Task instructions: Reproduce the material in full, unchanged.

Material for this task:

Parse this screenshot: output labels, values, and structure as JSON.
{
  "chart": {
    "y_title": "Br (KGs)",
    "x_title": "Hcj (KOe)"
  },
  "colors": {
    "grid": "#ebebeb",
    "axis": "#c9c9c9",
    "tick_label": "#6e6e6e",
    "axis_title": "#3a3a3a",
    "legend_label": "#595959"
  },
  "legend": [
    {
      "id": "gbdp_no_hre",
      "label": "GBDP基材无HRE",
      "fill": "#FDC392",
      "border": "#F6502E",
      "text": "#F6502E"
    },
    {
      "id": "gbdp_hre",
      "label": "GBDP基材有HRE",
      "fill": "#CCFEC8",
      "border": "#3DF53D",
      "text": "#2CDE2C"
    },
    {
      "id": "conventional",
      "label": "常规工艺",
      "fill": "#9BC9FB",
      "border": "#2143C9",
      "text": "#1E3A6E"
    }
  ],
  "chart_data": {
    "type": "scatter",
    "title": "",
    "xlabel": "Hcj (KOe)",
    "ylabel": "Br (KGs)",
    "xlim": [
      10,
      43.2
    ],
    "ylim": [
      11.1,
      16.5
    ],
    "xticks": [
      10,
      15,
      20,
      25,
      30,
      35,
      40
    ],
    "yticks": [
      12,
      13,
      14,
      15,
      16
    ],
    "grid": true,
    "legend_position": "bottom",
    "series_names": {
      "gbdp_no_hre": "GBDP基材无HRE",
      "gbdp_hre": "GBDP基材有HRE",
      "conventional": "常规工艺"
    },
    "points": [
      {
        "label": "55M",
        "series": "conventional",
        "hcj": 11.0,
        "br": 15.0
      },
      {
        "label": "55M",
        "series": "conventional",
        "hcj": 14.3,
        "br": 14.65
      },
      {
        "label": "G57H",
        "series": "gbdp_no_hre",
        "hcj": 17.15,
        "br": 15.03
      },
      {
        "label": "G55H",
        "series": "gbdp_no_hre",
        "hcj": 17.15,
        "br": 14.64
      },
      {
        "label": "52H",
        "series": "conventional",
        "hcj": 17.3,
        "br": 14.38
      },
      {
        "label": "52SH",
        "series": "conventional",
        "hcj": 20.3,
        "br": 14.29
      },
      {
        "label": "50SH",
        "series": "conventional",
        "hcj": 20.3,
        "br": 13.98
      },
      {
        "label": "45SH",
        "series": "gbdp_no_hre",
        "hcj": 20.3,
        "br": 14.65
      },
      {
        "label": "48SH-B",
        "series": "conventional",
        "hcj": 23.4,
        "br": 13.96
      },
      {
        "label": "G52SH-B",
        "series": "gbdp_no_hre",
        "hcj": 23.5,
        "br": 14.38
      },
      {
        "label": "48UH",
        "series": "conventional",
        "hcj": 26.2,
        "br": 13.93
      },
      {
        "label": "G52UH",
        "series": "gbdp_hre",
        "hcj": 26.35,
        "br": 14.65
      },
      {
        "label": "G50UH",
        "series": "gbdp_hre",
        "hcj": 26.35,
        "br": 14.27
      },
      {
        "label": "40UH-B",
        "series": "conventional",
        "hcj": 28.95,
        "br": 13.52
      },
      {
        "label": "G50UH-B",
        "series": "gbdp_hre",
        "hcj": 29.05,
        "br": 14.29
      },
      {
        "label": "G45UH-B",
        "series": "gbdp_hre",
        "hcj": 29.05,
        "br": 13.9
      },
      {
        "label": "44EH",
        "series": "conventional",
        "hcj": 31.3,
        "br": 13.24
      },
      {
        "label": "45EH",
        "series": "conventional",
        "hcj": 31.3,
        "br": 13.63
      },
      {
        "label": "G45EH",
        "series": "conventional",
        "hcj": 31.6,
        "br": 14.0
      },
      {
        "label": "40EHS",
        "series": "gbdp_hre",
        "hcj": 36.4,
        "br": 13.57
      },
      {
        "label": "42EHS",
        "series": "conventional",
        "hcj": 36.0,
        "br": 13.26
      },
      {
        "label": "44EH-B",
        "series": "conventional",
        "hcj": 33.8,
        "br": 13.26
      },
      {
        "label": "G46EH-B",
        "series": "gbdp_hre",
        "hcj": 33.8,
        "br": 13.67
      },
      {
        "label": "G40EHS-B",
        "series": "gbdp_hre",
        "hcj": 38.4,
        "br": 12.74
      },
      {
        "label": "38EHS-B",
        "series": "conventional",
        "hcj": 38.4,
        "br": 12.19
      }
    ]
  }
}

Response:
Parse this screenshot: output labels, values, and structure as JSON.
{
  "chart": {
    "y_title": "Br (KGs)",
    "x_title": "Hcj (KOe)"
  },
  "colors": {
    "grid": "#ebebeb",
    "axis": "#c9c9c9",
    "tick_label": "#6e6e6e",
    "axis_title": "#3a3a3a",
    "legend_label": "#595959"
  },
  "legend": [
    {
      "id": "gbdp_no_hre",
      "label": "GBDP基材无HRE",
      "fill": "#FDC392",
      "border": "#F6502E",
      "text": "#F6502E"
    },
    {
      "id": "gbdp_hre",
      "label": "GBDP基材有HRE",
      "fill": "#CCFEC8",
      "border": "#3DF53D",
      "text": "#2CDE2C"
    },
    {
      "id": "conventional",
      "label": "常规工艺",
      "fill": "#9BC9FB",
      "border": "#2143C9",
      "text": "#1E3A6E"
    }
  ],
  "chart_data": {
    "type": "scatter",
    "title": "",
    "xlabel": "Hcj (KOe)",
    "ylabel": "Br (KGs)",
    "xlim": [
      10,
      43.2
    ],
    "ylim": [
      11.1,
      16.5
    ],
    "xticks": [
      10,
      15,
      20,
      25,
      30,
      35,
      40
    ],
    "yticks": [
      12,
      13,
      14,
      15,
      16
    ],
    "grid": true,
    "legend_position": "bottom",
    "series_names": {
      "gbdp_no_hre": "GBDP基材无HRE",
      "gbdp_hre": "GBDP基材有HRE",
      "conventional": "常规工艺"
    },
    "points": [
      {
        "label": "55M",
        "series": "conventional",
        "hcj": 11.0,
        "br": 15.0
      },
      {
        "label": "55M",
        "series": "conventional",
        "hcj": 14.3,
        "br": 14.65
      },
      {
        "label": "G57H",
        "series": "gbdp_no_hre",
        "hcj": 17.15,
        "br": 15.03
      },
      {
        "label": "G55H",
        "series": "gbdp_no_hre",
        "hcj": 17.15,
        "br": 14.64
      },
      {
        "label": "52H",
        "series": "conventional",
        "hcj": 17.3,
        "br": 14.38
      },
      {
        "label": "52SH",
        "series": "conventional",
        "hcj": 20.3,
        "br": 14.29
      },
      {
        "label": "50SH",
        "series": "conventional",
        "hcj": 20.3,
        "br": 13.98
      },
      {
        "label": "45SH",
        "series": "gbdp_no_hre",
        "hcj": 20.3,
        "br": 14.65
      },
      {
        "label": "48SH-B",
        "series": "conventional",
        "hcj": 23.4,
        "br": 13.96
      },
      {
        "label": "G52SH-B",
        "series": "gbdp_no_hre",
        "hcj": 23.5,
        "br": 14.38
      },
      {
        "label": "48UH",
        "series": "conventional",
        "hcj": 26.2,
        "br": 13.93
      },
      {
        "label": "G52UH",
        "series": "gbdp_hre",
        "hcj": 26.35,
        "br": 14.65
      },
      {
        "label": "G50UH",
        "series": "gbdp_hre",
        "hcj": 26.35,
        "br": 14.27
      },
      {
        "label": "40UH-B",
        "series": "conventional",
        "hcj": 28.95,
        "br": 13.52
      },
      {
        "label": "G50UH-B",
        "series": "gbdp_hre",
        "hcj": 29.05,
        "br": 14.29
      },
      {
        "label": "G45UH-B",
        "series": "gbdp_hre",
        "hcj": 29.05,
        "br": 13.9
      },
      {
        "label": "44EH",
        "series": "conventional",
        "hcj": 31.3,
        "br": 13.24
      },
      {
        "label": "45EH",
        "series": "conventional",
        "hcj": 31.3,
        "br": 13.63
      },
      {
        "label": "G45EH",
        "series": "conventional",
        "hcj": 31.6,
        "br": 14.0
      },
      {
        "label": "40EHS",
        "series": "gbdp_hre",
        "hcj": 36.4,
        "br": 13.57
      },
      {
        "label": "42EHS",
        "series": "conventional",
        "hcj": 36.0,
        "br": 13.26
      },
      {
        "label": "44EH-B",
        "series": "conventional",
        "hcj": 33.8,
        "br": 13.26
      },
      {
        "label": "G46EH-B",
        "series": "gbdp_hre",
        "hcj": 33.8,
        "br": 13.67
      },
      {
        "label": "G40EHS-B",
        "series": "gbdp_hre",
        "hcj": 38.4,
        "br": 12.74
      },
      {
        "label": "38EHS-B",
        "series": "conventional",
        "hcj": 38.4,
        "br": 12.19
      }
    ]
  }
}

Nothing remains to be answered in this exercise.